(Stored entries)

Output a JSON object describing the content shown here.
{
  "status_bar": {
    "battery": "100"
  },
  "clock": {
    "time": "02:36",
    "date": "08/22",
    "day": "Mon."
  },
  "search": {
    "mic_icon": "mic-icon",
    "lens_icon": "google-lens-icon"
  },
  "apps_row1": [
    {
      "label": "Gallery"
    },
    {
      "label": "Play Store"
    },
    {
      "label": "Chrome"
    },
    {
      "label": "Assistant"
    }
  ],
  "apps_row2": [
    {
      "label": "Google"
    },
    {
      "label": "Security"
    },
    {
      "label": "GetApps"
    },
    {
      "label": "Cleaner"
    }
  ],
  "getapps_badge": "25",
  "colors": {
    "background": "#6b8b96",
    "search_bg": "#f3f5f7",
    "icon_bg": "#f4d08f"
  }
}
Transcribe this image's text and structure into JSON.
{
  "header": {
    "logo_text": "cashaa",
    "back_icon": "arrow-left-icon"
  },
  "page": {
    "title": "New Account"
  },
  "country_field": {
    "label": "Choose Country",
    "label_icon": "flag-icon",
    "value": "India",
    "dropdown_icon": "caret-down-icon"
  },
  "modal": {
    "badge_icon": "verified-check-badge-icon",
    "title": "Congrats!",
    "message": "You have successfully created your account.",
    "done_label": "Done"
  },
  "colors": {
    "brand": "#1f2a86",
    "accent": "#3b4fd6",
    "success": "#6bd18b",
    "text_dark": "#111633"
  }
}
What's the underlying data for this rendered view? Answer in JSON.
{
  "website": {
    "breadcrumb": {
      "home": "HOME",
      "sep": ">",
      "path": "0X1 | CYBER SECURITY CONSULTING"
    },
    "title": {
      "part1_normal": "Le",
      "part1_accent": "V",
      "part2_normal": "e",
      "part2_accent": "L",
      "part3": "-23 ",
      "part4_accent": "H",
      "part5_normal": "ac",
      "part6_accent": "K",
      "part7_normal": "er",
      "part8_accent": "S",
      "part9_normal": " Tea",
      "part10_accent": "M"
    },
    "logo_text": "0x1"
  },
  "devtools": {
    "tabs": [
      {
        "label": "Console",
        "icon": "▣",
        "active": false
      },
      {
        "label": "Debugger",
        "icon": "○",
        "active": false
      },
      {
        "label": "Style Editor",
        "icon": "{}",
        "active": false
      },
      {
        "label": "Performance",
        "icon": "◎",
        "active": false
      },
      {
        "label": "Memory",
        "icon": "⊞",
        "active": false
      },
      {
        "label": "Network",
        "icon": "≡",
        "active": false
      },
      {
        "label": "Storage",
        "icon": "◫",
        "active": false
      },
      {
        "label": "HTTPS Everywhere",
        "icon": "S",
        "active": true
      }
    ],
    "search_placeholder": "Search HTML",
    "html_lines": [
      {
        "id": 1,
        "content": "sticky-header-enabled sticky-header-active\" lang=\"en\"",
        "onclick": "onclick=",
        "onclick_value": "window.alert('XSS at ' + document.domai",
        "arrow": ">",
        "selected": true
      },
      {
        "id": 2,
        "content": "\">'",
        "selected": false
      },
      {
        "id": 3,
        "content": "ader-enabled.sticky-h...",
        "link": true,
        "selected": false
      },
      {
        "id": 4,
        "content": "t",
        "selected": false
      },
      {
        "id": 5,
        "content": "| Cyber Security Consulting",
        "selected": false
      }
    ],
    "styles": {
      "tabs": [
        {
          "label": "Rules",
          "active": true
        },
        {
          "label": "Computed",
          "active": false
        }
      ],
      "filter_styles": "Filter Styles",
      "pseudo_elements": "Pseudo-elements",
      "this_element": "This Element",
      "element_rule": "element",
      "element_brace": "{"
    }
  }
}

#### [What the task asks]
Where a line in the material above holds "sticky", copy that line.

#### [Exercise response]
        "content": "sticky-header-enabled sticky-header-active\" lang=\"en\"",
        "content": "ader-enabled.sticky-h...",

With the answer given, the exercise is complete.